*** Supplied material

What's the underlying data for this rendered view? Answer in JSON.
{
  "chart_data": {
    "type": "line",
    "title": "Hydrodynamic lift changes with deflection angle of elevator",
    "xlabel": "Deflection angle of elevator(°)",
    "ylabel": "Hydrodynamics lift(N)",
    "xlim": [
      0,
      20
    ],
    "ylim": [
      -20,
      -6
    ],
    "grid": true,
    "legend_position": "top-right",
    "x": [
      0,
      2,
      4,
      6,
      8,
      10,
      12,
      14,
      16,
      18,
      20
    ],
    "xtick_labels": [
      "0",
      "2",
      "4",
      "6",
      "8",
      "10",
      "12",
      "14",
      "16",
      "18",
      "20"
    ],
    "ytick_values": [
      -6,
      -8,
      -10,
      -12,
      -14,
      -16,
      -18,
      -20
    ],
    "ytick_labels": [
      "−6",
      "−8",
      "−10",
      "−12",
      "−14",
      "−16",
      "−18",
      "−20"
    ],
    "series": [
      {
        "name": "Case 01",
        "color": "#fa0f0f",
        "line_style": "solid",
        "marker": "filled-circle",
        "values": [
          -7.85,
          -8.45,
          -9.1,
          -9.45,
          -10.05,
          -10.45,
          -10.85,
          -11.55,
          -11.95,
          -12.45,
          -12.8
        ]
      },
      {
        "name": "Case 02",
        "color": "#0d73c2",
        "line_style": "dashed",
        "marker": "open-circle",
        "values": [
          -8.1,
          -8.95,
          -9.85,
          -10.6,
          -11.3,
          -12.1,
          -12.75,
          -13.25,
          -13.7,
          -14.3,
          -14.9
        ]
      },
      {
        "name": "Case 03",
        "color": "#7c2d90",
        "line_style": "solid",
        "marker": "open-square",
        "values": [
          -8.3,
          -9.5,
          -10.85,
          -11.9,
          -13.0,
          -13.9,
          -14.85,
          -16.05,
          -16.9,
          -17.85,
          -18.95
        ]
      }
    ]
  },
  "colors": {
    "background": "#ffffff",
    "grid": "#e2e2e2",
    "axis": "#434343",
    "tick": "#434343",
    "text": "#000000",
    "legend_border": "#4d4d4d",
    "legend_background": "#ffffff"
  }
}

******

Written exercise: Output the listing above exactly as it appears.

Exercise solution:
What's the underlying data for this rendered view? Answer in JSON.
{
  "chart_data": {
    "type": "line",
    "title": "Hydrodynamic lift changes with deflection angle of elevator",
    "xlabel": "Deflection angle of elevator(°)",
    "ylabel": "Hydrodynamics lift(N)",
    "xlim": [
      0,
      20
    ],
    "ylim": [
      -20,
      -6
    ],
    "grid": true,
    "legend_position": "top-right",
    "x": [
      0,
      2,
      4,
      6,
      8,
      10,
      12,
      14,
      16,
      18,
      20
    ],
    "xtick_labels": [
      "0",
      "2",
      "4",
      "6",
      "8",
      "10",
      "12",
      "14",
      "16",
      "18",
      "20"
    ],
    "ytick_values": [
      -6,
      -8,
      -10,
      -12,
      -14,
      -16,
      -18,
      -20
    ],
    "ytick_labels": [
      "−6",
      "−8",
      "−10",
      "−12",
      "−14",
      "−16",
      "−18",
      "−20"
    ],
    "series": [
      {
        "name": "Case 01",
        "color": "#fa0f0f",
        "line_style": "solid",
        "marker": "filled-circle",
        "values": [
          -7.85,
          -8.45,
          -9.1,
          -9.45,
          -10.05,
          -10.45,
          -10.85,
          -11.55,
          -11.95,
          -12.45,
          -12.8
        ]
      },
      {
        "name": "Case 02",
        "color": "#0d73c2",
        "line_style": "dashed",
        "marker": "open-circle",
        "values": [
          -8.1,
          -8.95,
          -9.85,
          -10.6,
          -11.3,
          -12.1,
          -12.75,
          -13.25,
          -13.7,
          -14.3,
          -14.9
        ]
      },
      {
        "name": "Case 03",
        "color": "#7c2d90",
        "line_style": "solid",
        "marker": "open-square",
        "values": [
          -8.3,
          -9.5,
          -10.85,
          -11.9,
          -13.0,
          -13.9,
          -14.85,
          -16.05,
          -16.9,
          -17.85,
          -18.95
        ]
      }
    ]
  },
  "colors": {
    "background": "#ffffff",
    "grid": "#e2e2e2",
    "axis": "#434343",
    "tick": "#434343",
    "text": "#000000",
    "legend_border": "#4d4d4d",
    "legend_background": "#ffffff"
  }
}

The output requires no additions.